> **WRITTEN TASK**
Quote, without change, all of the lines that follow.

━━━ DATA FOR THE TASK

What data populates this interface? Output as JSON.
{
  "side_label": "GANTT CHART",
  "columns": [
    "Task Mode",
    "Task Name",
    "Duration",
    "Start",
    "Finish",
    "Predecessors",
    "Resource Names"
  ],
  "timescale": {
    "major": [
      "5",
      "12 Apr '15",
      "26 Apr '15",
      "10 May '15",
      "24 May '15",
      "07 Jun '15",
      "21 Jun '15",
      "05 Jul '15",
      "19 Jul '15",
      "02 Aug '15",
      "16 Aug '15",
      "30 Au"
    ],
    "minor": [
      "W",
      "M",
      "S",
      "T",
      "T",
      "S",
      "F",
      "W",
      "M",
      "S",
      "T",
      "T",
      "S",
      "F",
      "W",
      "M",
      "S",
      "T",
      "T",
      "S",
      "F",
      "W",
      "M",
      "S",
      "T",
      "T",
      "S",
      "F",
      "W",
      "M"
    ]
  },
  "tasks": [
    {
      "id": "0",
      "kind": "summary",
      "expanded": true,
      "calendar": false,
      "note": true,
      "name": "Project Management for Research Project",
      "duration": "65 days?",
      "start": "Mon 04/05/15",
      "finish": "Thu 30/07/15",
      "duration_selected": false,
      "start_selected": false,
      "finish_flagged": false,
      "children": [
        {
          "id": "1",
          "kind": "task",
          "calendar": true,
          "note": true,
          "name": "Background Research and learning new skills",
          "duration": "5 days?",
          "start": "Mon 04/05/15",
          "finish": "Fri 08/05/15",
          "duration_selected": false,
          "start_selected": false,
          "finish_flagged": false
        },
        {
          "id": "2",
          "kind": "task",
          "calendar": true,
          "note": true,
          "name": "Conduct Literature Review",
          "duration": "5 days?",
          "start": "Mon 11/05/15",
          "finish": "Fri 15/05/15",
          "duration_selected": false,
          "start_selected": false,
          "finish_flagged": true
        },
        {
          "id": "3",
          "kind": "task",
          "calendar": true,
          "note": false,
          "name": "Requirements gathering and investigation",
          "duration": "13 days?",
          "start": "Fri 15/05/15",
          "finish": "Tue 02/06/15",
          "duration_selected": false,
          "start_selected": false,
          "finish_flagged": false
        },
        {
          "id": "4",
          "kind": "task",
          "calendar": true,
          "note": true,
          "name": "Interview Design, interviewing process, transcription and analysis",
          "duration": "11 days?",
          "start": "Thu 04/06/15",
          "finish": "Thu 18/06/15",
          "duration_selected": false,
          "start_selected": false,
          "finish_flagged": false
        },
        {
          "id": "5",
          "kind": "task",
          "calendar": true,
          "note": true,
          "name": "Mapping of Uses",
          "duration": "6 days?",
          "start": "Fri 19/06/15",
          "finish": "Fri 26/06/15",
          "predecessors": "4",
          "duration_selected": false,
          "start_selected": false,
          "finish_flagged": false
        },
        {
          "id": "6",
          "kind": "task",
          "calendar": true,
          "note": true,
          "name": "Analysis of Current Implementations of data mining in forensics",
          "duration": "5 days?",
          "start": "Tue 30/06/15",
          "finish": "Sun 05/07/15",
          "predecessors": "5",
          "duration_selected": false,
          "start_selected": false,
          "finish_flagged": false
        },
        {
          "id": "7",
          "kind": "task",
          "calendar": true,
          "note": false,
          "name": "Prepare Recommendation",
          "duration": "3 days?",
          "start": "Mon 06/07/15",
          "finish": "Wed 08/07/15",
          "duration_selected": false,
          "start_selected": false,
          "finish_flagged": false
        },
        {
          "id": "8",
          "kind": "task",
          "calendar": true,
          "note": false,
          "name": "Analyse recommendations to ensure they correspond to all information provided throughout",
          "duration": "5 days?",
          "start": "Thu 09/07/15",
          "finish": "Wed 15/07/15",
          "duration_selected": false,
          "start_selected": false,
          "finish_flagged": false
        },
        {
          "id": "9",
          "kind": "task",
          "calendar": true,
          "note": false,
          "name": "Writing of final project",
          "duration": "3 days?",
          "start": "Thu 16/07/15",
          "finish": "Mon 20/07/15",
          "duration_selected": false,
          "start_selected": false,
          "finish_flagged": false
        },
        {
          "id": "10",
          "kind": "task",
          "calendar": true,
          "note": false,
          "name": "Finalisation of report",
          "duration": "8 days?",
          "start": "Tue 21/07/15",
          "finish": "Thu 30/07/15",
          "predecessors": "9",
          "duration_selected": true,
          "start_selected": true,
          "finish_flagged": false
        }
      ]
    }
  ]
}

━━━━━━

> **OUTPUT OF THE EXERCISE**
What data populates this interface? Output as JSON.
{
  "side_label": "GANTT CHART",
  "columns": [
    "Task Mode",
    "Task Name",
    "Duration",
    "Start",
    "Finish",
    "Predecessors",
    "Resource Names"
  ],
  "timescale": {
    "major": [
      "5",
      "12 Apr '15",
      "26 Apr '15",
      "10 May '15",
      "24 May '15",
      "07 Jun '15",
      "21 Jun '15",
      "05 Jul '15",
      "19 Jul '15",
      "02 Aug '15",
      "16 Aug '15",
      "30 Au"
    ],
    "minor": [
      "W",
      "M",
      "S",
      "T",
      "T",
      "S",
      "F",
      "W",
      "M",
      "S",
      "T",
      "T",
      "S",
      "F",
      "W",
      "M",
      "S",
      "T",
      "T",
      "S",
      "F",
      "W",
      "M",
      "S",
      "T",
      "T",
      "S",
      "F",
      "W",
      "M"
    ]
  },
  "tasks": [
    {
      "id": "0",
      "kind": "summary",
      "expanded": true,
      "calendar": false,
      "note": true,
      "name": "Project Management for Research Project",
      "duration": "65 days?",
      "start": "Mon 04/05/15",
      "finish": "Thu 30/07/15",
      "duration_selected": false,
      "start_selected": false,
      "finish_flagged": false,
      "children": [
        {
          "id": "1",
          "kind": "task",
          "calendar": true,
          "note": true,
          "name": "Background Research and learning new skills",
          "duration": "5 days?",
          "start": "Mon 04/05/15",
          "finish": "Fri 08/05/15",
          "duration_selected": false,
          "start_selected": false,
          "finish_flagged": false
        },
        {
          "id": "2",
          "kind": "task",
          "calendar": true,
          "note": true,
          "name": "Conduct Literature Review",
          "duration": "5 days?",
          "start": "Mon 11/05/15",
          "finish": "Fri 15/05/15",
          "duration_selected": false,
          "start_selected": false,
          "finish_flagged": true
        },
        {
          "id": "3",
          "kind": "task",
          "calendar": true,
          "note": false,
          "name": "Requirements gathering and investigation",
          "duration": "13 days?",
          "start": "Fri 15/05/15",
          "finish": "Tue 02/06/15",
          "duration_selected": false,
          "start_selected": false,
          "finish_flagged": false
        },
        {
          "id": "4",
          "kind": "task",
          "calendar": true,
          "note": true,
          "name": "Interview Design, interviewing process, transcription and analysis",
          "duration": "11 days?",
          "start": "Thu 04/06/15",
          "finish": "Thu 18/06/15",
          "duration_selected": false,
          "start_selected": false,
          "finish_flagged": false
        },
        {
          "id": "5",
          "kind": "task",
          "calendar": true,
          "note": true,
          "name": "Mapping of Uses",
          "duration": "6 days?",
          "start": "Fri 19/06/15",
          "finish": "Fri 26/06/15",
          "predecessors": "4",
          "duration_selected": false,
          "start_selected": false,
          "finish_flagged": false
        },
        {
          "id": "6",
          "kind": "task",
          "calendar": true,
          "note": true,
          "name": "Analysis of Current Implementations of data mining in forensics",
          "duration": "5 days?",
          "start": "Tue 30/06/15",
          "finish": "Sun 05/07/15",
          "predecessors": "5",
          "duration_selected": false,
          "start_selected": false,
          "finish_flagged": false
        },
        {
          "id": "7",
          "kind": "task",
          "calendar": true,
          "note": false,
          "name": "Prepare Recommendation",
          "duration": "3 days?",
          "start": "Mon 06/07/15",
          "finish": "Wed 08/07/15",
          "duration_selected": false,
          "start_selected": false,
          "finish_flagged": false
        },
        {
          "id": "8",
          "kind": "task",
          "calendar": true,
          "note": false,
          "name": "Analyse recommendations to ensure they correspond to all information provided throughout",
          "duration": "5 days?",
          "start": "Thu 09/07/15",
          "finish": "Wed 15/07/15",
          "duration_selected": false,
          "start_selected": false,
          "finish_flagged": false
        },
        {
          "id": "9",
          "kind": "task",
          "calendar": true,
          "note": false,
          "name": "Writing of final project",
          "duration": "3 days?",
          "start": "Thu 16/07/15",
          "finish": "Mon 20/07/15",
          "duration_selected": false,
          "start_selected": false,
          "finish_flagged": false
        },
        {
          "id": "10",
          "kind": "task",
          "calendar": true,
          "note": false,
          "name": "Finalisation of report",
          "duration": "8 days?",
          "start": "Tue 21/07/15",
          "finish": "Thu 30/07/15",
          "predecessors": "9",
          "duration_selected": true,
          "start_selected": true,
          "finish_flagged": false
        }
      ]
    }
  ]
}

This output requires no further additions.